--- START Records for this task ---
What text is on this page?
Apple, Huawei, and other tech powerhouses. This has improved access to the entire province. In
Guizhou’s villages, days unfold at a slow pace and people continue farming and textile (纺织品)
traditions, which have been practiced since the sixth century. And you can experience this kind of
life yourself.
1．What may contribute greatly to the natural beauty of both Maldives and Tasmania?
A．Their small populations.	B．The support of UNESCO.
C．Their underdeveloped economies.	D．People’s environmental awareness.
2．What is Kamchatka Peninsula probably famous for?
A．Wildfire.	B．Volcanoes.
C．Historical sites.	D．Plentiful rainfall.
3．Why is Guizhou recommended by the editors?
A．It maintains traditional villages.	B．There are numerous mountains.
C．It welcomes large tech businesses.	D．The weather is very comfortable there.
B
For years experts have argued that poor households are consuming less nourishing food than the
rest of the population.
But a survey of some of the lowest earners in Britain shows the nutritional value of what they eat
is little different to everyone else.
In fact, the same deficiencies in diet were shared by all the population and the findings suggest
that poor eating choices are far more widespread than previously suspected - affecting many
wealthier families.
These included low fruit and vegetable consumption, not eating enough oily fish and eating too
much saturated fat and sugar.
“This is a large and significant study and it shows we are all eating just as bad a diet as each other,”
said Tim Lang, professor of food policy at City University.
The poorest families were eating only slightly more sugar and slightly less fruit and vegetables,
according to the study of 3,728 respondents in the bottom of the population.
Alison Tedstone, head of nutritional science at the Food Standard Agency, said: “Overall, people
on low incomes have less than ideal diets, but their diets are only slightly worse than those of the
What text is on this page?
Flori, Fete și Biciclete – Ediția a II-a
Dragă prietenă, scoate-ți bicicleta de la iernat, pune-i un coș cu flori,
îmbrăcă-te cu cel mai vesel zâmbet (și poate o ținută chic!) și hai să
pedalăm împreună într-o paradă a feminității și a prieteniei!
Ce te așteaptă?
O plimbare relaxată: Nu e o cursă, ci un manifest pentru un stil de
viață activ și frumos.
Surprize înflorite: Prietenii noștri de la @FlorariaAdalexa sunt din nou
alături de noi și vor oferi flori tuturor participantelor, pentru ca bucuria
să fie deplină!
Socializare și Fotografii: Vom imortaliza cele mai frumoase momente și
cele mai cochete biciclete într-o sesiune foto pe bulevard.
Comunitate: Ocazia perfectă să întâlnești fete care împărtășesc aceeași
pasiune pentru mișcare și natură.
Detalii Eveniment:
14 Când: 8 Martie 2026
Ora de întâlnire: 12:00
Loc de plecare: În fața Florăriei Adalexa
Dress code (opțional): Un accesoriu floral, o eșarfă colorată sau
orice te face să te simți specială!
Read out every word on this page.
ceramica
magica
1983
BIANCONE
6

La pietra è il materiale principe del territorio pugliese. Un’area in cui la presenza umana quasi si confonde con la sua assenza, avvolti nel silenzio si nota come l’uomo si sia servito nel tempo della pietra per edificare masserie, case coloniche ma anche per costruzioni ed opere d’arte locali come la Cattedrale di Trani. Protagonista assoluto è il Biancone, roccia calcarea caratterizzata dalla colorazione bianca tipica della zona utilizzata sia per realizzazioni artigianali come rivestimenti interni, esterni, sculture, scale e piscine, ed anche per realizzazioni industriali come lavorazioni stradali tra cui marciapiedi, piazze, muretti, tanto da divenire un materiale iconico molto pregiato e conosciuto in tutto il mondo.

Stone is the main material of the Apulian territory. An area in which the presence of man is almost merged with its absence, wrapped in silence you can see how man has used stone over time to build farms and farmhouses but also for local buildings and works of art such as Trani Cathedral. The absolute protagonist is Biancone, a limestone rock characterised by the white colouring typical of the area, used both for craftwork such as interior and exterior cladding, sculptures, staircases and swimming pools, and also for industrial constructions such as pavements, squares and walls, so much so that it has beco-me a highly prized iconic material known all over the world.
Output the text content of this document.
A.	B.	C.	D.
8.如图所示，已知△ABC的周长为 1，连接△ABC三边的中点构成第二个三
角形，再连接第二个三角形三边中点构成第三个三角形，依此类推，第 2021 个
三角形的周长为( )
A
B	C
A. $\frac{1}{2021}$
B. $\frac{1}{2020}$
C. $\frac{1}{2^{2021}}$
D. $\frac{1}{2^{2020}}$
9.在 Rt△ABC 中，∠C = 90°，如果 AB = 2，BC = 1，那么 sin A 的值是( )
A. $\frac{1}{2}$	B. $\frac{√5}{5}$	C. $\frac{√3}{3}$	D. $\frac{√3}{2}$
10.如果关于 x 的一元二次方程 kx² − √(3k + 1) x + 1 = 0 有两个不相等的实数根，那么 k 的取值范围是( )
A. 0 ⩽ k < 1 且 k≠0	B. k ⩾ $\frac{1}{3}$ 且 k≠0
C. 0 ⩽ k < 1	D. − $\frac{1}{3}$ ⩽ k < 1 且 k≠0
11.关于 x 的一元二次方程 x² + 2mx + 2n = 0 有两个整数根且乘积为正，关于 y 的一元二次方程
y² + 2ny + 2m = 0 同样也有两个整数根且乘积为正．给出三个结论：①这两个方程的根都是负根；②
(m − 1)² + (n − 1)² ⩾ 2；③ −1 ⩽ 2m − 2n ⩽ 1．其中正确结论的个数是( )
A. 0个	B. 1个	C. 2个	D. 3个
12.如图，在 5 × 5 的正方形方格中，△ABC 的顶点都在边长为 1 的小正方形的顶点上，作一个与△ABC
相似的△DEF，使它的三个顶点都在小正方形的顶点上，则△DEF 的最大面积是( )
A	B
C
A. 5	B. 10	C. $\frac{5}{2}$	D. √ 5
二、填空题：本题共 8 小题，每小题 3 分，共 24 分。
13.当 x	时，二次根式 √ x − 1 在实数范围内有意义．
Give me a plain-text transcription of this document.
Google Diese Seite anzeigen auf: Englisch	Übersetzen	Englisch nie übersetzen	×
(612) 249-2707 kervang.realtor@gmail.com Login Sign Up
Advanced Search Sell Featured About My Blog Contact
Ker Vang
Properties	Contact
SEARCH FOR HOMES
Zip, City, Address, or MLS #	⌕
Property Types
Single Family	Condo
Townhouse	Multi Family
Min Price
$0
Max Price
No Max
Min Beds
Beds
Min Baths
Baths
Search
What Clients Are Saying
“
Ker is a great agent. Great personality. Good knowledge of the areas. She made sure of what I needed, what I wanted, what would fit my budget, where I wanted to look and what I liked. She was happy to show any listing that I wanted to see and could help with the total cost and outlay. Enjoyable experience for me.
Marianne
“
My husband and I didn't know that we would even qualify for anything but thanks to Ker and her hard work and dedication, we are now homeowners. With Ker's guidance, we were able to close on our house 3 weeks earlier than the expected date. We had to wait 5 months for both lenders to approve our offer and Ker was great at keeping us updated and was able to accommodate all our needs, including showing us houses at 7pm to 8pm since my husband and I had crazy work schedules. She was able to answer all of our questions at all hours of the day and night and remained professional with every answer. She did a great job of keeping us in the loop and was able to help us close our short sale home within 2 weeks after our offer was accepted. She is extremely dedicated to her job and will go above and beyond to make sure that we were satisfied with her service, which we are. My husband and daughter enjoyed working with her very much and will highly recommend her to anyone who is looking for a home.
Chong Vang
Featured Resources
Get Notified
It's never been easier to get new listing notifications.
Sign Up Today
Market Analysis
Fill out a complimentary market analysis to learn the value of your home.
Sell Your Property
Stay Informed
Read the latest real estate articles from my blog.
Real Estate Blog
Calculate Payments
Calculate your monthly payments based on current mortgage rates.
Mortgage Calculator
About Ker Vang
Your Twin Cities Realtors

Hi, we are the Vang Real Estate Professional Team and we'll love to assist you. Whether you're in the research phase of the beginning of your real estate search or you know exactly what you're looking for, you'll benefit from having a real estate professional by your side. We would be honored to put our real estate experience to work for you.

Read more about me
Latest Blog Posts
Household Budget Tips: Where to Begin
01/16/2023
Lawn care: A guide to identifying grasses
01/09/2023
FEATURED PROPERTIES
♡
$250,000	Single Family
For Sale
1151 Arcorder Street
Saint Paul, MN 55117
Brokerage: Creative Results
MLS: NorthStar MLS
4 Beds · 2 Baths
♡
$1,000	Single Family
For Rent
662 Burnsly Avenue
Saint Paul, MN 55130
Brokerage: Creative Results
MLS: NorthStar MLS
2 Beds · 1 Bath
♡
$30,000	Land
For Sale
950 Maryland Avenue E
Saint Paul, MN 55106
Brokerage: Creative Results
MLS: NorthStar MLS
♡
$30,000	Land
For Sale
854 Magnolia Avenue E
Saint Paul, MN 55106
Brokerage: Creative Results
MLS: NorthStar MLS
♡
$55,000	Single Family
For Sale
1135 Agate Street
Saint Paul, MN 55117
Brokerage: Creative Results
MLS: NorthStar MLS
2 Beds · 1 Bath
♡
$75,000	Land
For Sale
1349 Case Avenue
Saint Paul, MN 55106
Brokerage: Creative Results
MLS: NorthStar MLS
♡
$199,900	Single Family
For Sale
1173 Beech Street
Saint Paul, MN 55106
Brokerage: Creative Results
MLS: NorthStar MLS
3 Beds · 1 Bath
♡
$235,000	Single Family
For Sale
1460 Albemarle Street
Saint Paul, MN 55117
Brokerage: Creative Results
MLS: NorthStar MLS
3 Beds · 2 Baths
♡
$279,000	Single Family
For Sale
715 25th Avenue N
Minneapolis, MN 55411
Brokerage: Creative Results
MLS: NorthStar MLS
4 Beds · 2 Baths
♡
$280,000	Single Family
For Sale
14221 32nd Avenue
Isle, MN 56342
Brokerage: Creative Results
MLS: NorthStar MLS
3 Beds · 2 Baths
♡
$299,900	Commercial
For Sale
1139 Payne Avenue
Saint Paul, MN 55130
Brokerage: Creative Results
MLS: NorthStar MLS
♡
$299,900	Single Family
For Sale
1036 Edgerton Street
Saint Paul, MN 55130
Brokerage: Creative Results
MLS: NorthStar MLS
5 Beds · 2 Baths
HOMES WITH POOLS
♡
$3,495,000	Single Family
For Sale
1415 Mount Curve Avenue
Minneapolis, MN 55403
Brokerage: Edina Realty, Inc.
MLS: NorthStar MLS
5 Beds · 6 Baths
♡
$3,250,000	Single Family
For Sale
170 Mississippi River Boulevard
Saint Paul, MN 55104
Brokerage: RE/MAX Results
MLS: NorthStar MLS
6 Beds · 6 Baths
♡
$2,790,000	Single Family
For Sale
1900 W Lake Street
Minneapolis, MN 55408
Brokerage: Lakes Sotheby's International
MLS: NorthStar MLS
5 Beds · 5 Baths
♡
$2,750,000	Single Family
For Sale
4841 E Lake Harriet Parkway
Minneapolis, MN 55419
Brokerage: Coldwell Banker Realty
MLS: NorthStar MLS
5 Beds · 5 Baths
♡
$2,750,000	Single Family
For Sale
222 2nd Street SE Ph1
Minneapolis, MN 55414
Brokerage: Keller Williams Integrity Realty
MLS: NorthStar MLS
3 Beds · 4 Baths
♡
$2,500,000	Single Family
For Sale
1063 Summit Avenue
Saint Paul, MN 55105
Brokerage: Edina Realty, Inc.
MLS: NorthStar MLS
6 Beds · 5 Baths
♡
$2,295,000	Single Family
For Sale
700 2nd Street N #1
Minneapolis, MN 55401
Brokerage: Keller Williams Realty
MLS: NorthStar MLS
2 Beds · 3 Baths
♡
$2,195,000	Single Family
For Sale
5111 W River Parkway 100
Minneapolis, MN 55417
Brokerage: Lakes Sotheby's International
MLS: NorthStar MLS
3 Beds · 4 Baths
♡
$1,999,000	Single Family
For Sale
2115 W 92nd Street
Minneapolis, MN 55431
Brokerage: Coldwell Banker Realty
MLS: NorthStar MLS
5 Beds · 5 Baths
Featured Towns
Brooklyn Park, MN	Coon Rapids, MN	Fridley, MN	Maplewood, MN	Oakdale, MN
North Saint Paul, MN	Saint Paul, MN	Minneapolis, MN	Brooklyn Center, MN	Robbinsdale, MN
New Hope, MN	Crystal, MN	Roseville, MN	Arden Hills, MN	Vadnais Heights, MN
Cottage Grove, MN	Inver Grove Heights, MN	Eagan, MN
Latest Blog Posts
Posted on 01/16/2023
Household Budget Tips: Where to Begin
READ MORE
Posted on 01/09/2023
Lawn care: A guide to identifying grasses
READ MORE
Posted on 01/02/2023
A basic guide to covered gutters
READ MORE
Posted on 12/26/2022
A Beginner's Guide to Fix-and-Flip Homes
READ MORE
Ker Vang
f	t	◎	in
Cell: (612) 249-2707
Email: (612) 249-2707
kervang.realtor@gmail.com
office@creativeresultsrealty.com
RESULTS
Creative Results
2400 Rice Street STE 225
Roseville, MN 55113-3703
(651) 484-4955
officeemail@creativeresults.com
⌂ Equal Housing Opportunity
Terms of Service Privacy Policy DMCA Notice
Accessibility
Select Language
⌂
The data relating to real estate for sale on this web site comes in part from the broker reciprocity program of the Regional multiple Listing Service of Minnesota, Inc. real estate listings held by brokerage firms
--- END Records for this task ---
* [Problem details]: State how many lines above include the word "pentru", and nothing more.

* [Result below]: 3